[Start RECORDS FOR THIS EXERCISE]

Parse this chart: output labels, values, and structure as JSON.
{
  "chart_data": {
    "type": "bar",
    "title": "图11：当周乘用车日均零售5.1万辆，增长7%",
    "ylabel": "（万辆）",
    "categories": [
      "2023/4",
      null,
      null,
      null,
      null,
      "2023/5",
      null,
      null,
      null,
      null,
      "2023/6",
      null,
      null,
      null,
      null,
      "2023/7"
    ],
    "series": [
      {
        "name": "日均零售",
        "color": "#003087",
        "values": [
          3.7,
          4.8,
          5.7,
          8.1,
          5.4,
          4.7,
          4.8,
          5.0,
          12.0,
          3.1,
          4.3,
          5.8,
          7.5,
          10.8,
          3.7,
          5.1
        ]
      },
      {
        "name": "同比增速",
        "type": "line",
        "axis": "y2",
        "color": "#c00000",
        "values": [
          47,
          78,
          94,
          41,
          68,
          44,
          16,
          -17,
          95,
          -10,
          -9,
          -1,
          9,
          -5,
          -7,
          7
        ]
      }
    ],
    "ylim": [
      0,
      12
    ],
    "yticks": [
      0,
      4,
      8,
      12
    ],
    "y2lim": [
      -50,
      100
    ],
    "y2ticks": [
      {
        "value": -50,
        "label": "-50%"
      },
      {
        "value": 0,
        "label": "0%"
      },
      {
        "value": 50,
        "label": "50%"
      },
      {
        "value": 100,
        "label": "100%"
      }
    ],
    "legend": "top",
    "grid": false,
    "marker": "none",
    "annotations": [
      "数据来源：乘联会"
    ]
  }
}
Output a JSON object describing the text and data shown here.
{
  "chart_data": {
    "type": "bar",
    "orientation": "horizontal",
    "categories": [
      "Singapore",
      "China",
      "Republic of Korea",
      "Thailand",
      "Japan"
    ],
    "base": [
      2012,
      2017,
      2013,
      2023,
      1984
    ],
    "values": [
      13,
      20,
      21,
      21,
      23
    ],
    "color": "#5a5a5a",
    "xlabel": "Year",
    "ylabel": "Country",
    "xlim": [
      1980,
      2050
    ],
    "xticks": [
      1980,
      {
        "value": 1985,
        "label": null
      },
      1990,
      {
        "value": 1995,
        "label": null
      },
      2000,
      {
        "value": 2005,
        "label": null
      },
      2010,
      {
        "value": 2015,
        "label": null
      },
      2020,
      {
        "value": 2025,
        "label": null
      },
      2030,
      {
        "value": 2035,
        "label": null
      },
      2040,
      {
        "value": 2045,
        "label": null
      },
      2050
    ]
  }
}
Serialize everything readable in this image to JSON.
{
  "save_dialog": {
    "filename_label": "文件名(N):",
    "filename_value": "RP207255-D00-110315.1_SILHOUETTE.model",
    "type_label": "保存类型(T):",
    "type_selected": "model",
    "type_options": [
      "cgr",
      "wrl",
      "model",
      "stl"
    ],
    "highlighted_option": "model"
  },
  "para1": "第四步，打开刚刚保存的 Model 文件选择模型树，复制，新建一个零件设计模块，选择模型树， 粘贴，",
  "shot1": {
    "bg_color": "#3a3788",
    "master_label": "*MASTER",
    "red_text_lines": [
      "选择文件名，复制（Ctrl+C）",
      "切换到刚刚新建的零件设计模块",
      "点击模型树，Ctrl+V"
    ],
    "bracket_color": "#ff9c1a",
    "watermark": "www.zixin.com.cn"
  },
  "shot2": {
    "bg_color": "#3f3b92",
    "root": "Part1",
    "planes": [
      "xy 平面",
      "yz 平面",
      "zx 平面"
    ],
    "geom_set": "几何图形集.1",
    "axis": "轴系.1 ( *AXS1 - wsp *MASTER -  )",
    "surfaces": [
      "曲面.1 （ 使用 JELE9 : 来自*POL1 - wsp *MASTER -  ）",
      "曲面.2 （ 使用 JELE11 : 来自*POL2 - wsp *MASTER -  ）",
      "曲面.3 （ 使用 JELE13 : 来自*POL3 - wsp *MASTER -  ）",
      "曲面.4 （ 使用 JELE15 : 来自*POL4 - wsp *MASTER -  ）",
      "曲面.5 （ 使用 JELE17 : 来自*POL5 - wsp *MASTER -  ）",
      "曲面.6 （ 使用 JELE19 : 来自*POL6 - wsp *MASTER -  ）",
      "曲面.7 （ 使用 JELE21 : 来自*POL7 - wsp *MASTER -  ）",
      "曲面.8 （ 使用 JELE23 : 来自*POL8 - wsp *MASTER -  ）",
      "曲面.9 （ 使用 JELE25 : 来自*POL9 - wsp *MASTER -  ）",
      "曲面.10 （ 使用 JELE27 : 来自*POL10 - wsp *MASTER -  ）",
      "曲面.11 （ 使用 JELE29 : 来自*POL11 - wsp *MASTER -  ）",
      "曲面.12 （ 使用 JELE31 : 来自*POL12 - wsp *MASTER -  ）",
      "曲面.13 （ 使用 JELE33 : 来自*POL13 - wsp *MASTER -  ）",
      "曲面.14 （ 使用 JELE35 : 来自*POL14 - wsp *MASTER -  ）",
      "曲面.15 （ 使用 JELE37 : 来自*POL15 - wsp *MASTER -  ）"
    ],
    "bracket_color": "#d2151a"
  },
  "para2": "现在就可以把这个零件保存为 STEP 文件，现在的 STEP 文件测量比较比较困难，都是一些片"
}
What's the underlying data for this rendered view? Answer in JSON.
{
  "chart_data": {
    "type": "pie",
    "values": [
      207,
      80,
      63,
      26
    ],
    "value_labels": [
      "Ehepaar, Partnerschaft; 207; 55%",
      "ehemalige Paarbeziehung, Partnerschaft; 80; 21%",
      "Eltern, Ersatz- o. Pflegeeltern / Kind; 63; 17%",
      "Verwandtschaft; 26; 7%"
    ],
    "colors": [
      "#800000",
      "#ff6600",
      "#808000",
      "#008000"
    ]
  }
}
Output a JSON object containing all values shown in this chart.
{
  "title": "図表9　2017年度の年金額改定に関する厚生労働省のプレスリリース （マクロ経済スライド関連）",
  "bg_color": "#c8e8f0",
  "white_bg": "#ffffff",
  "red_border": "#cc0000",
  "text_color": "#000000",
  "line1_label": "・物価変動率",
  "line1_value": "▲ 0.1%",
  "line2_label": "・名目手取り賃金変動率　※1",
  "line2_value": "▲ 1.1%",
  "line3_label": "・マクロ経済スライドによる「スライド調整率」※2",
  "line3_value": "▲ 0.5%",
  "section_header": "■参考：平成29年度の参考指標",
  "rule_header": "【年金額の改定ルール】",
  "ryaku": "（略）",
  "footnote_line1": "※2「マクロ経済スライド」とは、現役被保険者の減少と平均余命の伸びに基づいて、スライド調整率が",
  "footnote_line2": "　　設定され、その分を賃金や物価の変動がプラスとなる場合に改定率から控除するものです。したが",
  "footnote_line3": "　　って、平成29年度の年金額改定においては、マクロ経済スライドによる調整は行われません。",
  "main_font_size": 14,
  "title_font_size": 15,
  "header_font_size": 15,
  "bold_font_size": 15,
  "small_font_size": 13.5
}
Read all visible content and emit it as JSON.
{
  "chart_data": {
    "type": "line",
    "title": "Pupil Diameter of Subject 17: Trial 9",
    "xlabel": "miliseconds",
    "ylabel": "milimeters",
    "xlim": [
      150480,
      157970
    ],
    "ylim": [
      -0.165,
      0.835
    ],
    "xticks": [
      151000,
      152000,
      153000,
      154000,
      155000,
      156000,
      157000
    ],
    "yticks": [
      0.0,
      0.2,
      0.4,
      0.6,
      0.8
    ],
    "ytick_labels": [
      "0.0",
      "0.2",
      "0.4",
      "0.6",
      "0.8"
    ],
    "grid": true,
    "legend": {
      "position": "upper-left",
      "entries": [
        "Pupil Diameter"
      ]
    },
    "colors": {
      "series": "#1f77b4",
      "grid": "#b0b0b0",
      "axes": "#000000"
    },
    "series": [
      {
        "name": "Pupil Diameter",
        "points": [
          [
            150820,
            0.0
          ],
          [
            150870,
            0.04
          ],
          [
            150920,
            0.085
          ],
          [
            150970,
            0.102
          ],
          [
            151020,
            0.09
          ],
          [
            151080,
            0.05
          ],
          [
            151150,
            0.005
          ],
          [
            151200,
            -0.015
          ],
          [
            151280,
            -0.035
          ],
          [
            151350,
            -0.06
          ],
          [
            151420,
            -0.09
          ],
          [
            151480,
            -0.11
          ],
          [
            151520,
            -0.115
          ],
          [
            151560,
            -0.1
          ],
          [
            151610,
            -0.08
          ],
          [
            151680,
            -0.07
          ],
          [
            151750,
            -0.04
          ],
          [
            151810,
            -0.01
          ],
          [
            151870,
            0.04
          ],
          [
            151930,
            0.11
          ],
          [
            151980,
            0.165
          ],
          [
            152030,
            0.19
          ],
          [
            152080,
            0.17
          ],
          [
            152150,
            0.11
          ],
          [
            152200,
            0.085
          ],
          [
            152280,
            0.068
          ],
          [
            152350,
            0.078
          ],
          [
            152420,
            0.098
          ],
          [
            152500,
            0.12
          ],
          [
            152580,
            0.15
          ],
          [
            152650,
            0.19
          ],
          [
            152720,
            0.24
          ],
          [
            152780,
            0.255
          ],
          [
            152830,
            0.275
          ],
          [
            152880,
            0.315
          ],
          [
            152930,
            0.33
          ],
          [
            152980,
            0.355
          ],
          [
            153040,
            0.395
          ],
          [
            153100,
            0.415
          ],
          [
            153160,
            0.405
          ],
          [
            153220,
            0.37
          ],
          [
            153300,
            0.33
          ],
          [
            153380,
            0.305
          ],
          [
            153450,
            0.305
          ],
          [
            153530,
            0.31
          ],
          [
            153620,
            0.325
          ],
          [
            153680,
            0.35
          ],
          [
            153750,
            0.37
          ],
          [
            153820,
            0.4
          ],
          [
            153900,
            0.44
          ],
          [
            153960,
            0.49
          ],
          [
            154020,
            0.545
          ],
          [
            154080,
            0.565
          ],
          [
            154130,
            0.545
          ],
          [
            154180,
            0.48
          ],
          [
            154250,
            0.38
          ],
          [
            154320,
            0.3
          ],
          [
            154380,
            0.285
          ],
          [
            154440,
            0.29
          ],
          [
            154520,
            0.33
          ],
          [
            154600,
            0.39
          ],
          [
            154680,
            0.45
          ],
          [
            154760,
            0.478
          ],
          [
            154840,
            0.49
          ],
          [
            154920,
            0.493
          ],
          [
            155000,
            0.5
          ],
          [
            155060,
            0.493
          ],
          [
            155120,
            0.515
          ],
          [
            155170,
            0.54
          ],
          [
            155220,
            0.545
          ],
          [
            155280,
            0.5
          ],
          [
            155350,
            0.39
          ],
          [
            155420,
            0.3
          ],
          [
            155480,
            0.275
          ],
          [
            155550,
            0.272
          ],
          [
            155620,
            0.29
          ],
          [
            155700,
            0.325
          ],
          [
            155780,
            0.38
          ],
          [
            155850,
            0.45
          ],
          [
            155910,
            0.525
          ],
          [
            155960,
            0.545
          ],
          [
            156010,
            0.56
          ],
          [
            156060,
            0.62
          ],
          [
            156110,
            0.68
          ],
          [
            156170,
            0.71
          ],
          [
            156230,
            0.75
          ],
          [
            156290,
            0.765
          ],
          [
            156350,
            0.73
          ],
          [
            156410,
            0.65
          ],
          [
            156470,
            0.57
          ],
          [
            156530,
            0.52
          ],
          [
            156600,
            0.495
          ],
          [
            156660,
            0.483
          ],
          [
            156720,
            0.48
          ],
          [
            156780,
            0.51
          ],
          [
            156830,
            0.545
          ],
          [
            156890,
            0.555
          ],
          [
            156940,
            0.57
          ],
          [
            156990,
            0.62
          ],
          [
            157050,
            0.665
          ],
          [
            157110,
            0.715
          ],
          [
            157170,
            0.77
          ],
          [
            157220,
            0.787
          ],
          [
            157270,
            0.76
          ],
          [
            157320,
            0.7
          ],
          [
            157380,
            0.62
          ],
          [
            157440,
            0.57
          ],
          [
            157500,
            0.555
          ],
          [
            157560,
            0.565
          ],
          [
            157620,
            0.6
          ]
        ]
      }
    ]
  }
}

[End RECORDS FOR THIS EXERCISE]

• _EXERCISE AIM_
Which lines hold the word "ylabel"? Copy every one of them.

• _EXPECTED ANSWER_
    "ylabel": "（万辆）",
    "ylabel": "Country",
    "ylabel": "milimeters",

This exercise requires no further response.